◆ WHAT IS BEING ASKED ◆
Copy the entries below exactly. Images do not belong in the copy.

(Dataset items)
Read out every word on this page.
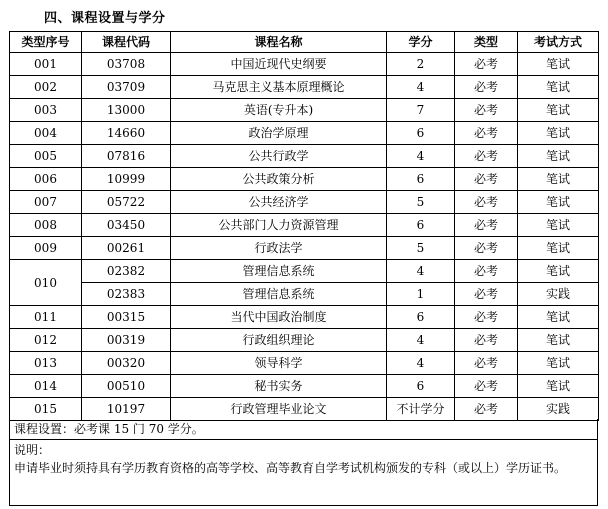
四、课程设置与学分
类型序号	课程代码	课程名称	学分	类型	考试方式
001	03708	中国近现代史纲要	2	必考	笔试
002	03709	马克思主义基本原理概论	4	必考	笔试
003	13000	英语(专升本)	7	必考	笔试
004	14660	政治学原理	6	必考	笔试
005	07816	公共行政学	4	必考	笔试
006	10999	公共政策分析	6	必考	笔试
007	05722	公共经济学	5	必考	笔试
008	03450	公共部门人力资源管理	6	必考	笔试
009	00261	行政法学	5	必考	笔试
010	02382	管理信息系统	4	必考	笔试
	02383	管理信息系统	1	必考	实践
011	00315	当代中国政治制度	6	必考	笔试
012	00319	行政组织理论	4	必考	笔试
013	00320	领导科学	4	必考	笔试
014	00510	秘书实务	6	必考	笔试
015	10197	行政管理毕业论文	不计学分	必考	实践
课程设置：必考课 15 门 70 学分。
说明：
申请毕业时须持具有学历教育资格的高等学校、高等教育自学考试机构颁发的专科（或以上）学历证书。
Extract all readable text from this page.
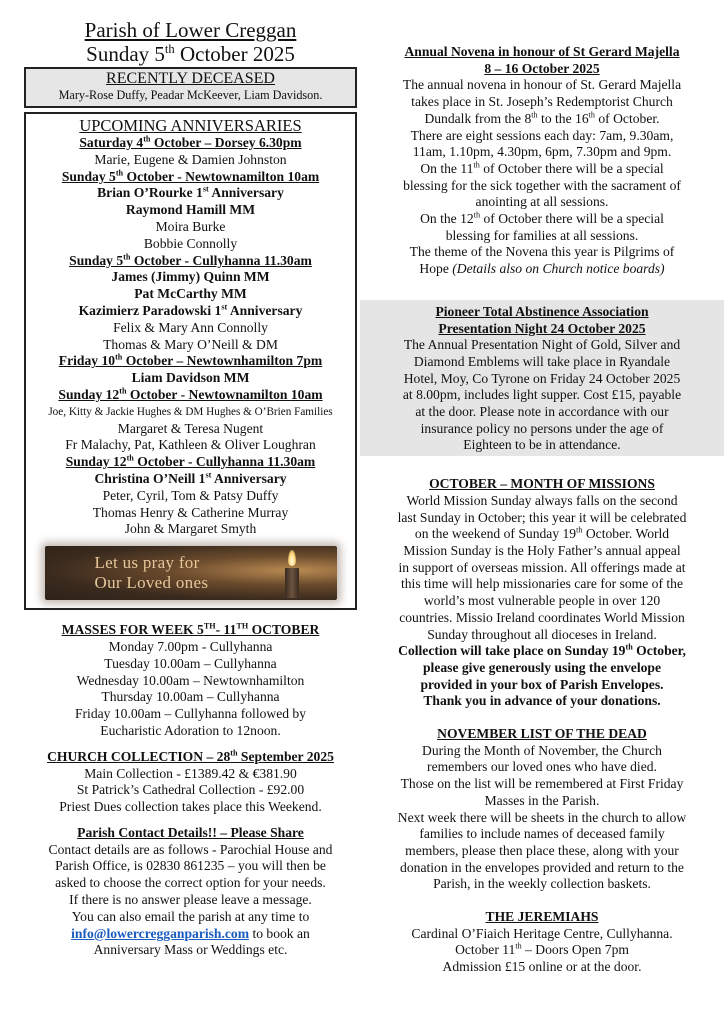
Parish of Lower Creggan
Sunday 5th October 2025
RECENTLY DECEASED
Mary-Rose Duffy, Peadar McKeever, Liam Davidson.
UPCOMING ANNIVERSARIES
Saturday 4th October – Dorsey 6.30pm
Marie, Eugene & Damien Johnston
Sunday 5th October - Newtownamilton 10am
Brian O’Rourke 1st Anniversary
Raymond Hamill MM
Moira Burke
Bobbie Connolly
Sunday 5th October - Cullyhanna 11.30am
James (Jimmy) Quinn MM
Pat McCarthy MM
Kazimierz Paradowski 1st Anniversary
Felix & Mary Ann Connolly
Thomas & Mary O’Neill & DM
Friday 10th October – Newtownhamilton 7pm
Liam Davidson MM
Sunday 12th October - Newtownamilton 10am
Joe, Kitty & Jackie Hughes & DM Hughes & O’Brien Families
Margaret & Teresa Nugent
Fr Malachy, Pat, Kathleen & Oliver Loughran
Sunday 12th October - Cullyhanna 11.30am
Christina O’Neill 1st Anniversary
Peter, Cyril, Tom & Patsy Duffy
Thomas Henry & Catherine Murray
John & Margaret Smyth
Let us pray for
Our Loved ones
MASSES FOR WEEK 5TH- 11TH OCTOBER
Monday 7.00pm - Cullyhanna
Tuesday 10.00am – Cullyhanna
Wednesday 10.00am – Newtownhamilton
Thursday 10.00am – Cullyhanna
Friday 10.00am – Cullyhanna followed by
Eucharistic Adoration to 12noon.
CHURCH COLLECTION – 28th September 2025
Main Collection - £1389.42 & €381.90
St Patrick’s Cathedral Collection - £92.00
Priest Dues collection takes place this Weekend.
Parish Contact Details!! – Please Share
Contact details are as follows - Parochial House and
Parish Office, is 02830 861235 – you will then be
asked to choose the correct option for your needs.
If there is no answer please leave a message.
You can also email the parish at any time to
info@lowercregganparish.com to book an
Anniversary Mass or Weddings etc.
Annual Novena in honour of St Gerard Majella
8 – 16 October 2025
The annual novena in honour of St. Gerard Majella
takes place in St. Joseph’s Redemptorist Church
Dundalk from the 8th to the 16th of October.
There are eight sessions each day: 7am, 9.30am,
11am, 1.10pm, 4.30pm, 6pm, 7.30pm and 9pm.
On the 11th of October there will be a special
blessing for the sick together with the sacrament of
anointing at all sessions.
On the 12th of October there will be a special
blessing for families at all sessions.
The theme of the Novena this year is Pilgrims of
Hope (Details also on Church notice boards)
Pioneer Total Abstinence Association
Presentation Night 24 October 2025
The Annual Presentation Night of Gold, Silver and
Diamond Emblems will take place in Ryandale
Hotel, Moy, Co Tyrone on Friday 24 October 2025
at 8.00pm, includes light supper. Cost £15, payable
at the door. Please note in accordance with our
insurance policy no persons under the age of
Eighteen to be in attendance.
OCTOBER – MONTH OF MISSIONS
World Mission Sunday always falls on the second
last Sunday in October; this year it will be celebrated
on the weekend of Sunday 19th October. World
Mission Sunday is the Holy Father’s annual appeal
in support of overseas mission. All offerings made at
this time will help missionaries care for some of the
world’s most vulnerable people in over 120
countries. Missio Ireland coordinates World Mission
Sunday throughout all dioceses in Ireland.
Collection will take place on Sunday 19th October,
please give generously using the envelope
provided in your box of Parish Envelopes.
Thank you in advance of your donations.
NOVEMBER LIST OF THE DEAD
During the Month of November, the Church
remembers our loved ones who have died.
Those on the list will be remembered at First Friday
Masses in the Parish.
Next week there will be sheets in the church to allow
families to include names of deceased family
members, please then place these, along with your
donation in the envelopes provided and return to the
Parish, in the weekly collection baskets.
THE JEREMIAHS
Cardinal O’Fiaich Heritage Centre, Cullyhanna.
October 11th – Doors Open 7pm
Admission £15 online or at the door.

◆ TASK OUTPUT ◆
Read out every word on this page.
四、课程设置与学分
类型序号	课程代码	课程名称	学分	类型	考试方式
001	03708	中国近现代史纲要	2	必考	笔试
002	03709	马克思主义基本原理概论	4	必考	笔试
003	13000	英语(专升本)	7	必考	笔试
004	14660	政治学原理	6	必考	笔试
005	07816	公共行政学	4	必考	笔试
006	10999	公共政策分析	6	必考	笔试
007	05722	公共经济学	5	必考	笔试
008	03450	公共部门人力资源管理	6	必考	笔试
009	00261	行政法学	5	必考	笔试
010	02382	管理信息系统	4	必考	笔试
	02383	管理信息系统	1	必考	实践
011	00315	当代中国政治制度	6	必考	笔试
012	00319	行政组织理论	4	必考	笔试
013	00320	领导科学	4	必考	笔试
014	00510	秘书实务	6	必考	笔试
015	10197	行政管理毕业论文	不计学分	必考	实践
课程设置：必考课 15 门 70 学分。
说明：
申请毕业时须持具有学历教育资格的高等学校、高等教育自学考试机构颁发的专科（或以上）学历证书。
Extract all readable text from this page.
Parish of Lower Creggan
Sunday 5th October 2025
RECENTLY DECEASED
Mary-Rose Duffy, Peadar McKeever, Liam Davidson.
UPCOMING ANNIVERSARIES
Saturday 4th October – Dorsey 6.30pm
Marie, Eugene & Damien Johnston
Sunday 5th October - Newtownamilton 10am
Brian O’Rourke 1st Anniversary
Raymond Hamill MM
Moira Burke
Bobbie Connolly
Sunday 5th October - Cullyhanna 11.30am
James (Jimmy) Quinn MM
Pat McCarthy MM
Kazimierz Paradowski 1st Anniversary
Felix & Mary Ann Connolly
Thomas & Mary O’Neill & DM
Friday 10th October – Newtownhamilton 7pm
Liam Davidson MM
Sunday 12th October - Newtownamilton 10am
Joe, Kitty & Jackie Hughes & DM Hughes & O’Brien Families
Margaret & Teresa Nugent
Fr Malachy, Pat, Kathleen & Oliver Loughran
Sunday 12th October - Cullyhanna 11.30am
Christina O’Neill 1st Anniversary
Peter, Cyril, Tom & Patsy Duffy
Thomas Henry & Catherine Murray
John & Margaret Smyth
Let us pray for
Our Loved ones
MASSES FOR WEEK 5TH- 11TH OCTOBER
Monday 7.00pm - Cullyhanna
Tuesday 10.00am – Cullyhanna
Wednesday 10.00am – Newtownhamilton
Thursday 10.00am – Cullyhanna
Friday 10.00am – Cullyhanna followed by
Eucharistic Adoration to 12noon.
CHURCH COLLECTION – 28th September 2025
Main Collection - £1389.42 & €381.90
St Patrick’s Cathedral Collection - £92.00
Priest Dues collection takes place this Weekend.
Parish Contact Details!! – Please Share
Contact details are as follows - Parochial House and
Parish Office, is 02830 861235 – you will then be
asked to choose the correct option for your needs.
If there is no answer please leave a message.
You can also email the parish at any time to
info@lowercregganparish.com to book an
Anniversary Mass or Weddings etc.
Annual Novena in honour of St Gerard Majella
8 – 16 October 2025
The annual novena in honour of St. Gerard Majella
takes place in St. Joseph’s Redemptorist Church
Dundalk from the 8th to the 16th of October.
There are eight sessions each day: 7am, 9.30am,
11am, 1.10pm, 4.30pm, 6pm, 7.30pm and 9pm.
On the 11th of October there will be a special
blessing for the sick together with the sacrament of
anointing at all sessions.
On the 12th of October there will be a special
blessing for families at all sessions.
The theme of the Novena this year is Pilgrims of
Hope (Details also on Church notice boards)
Pioneer Total Abstinence Association
Presentation Night 24 October 2025
The Annual Presentation Night of Gold, Silver and
Diamond Emblems will take place in Ryandale
Hotel, Moy, Co Tyrone on Friday 24 October 2025
at 8.00pm, includes light supper. Cost £15, payable
at the door. Please note in accordance with our
insurance policy no persons under the age of
Eighteen to be in attendance.
OCTOBER – MONTH OF MISSIONS
World Mission Sunday always falls on the second
last Sunday in October; this year it will be celebrated
on the weekend of Sunday 19th October. World
Mission Sunday is the Holy Father’s annual appeal
in support of overseas mission. All offerings made at
this time will help missionaries care for some of the
world’s most vulnerable people in over 120
countries. Missio Ireland coordinates World Mission
Sunday throughout all dioceses in Ireland.
Collection will take place on Sunday 19th October,
please give generously using the envelope
provided in your box of Parish Envelopes.
Thank you in advance of your donations.
NOVEMBER LIST OF THE DEAD
During the Month of November, the Church
remembers our loved ones who have died.
Those on the list will be remembered at First Friday
Masses in the Parish.
Next week there will be sheets in the church to allow
families to include names of deceased family
members, please then place these, along with your
donation in the envelopes provided and return to the
Parish, in the weekly collection baskets.
THE JEREMIAHS
Cardinal O’Fiaich Heritage Centre, Cullyhanna.
October 11th – Doors Open 7pm
Admission £15 online or at the door.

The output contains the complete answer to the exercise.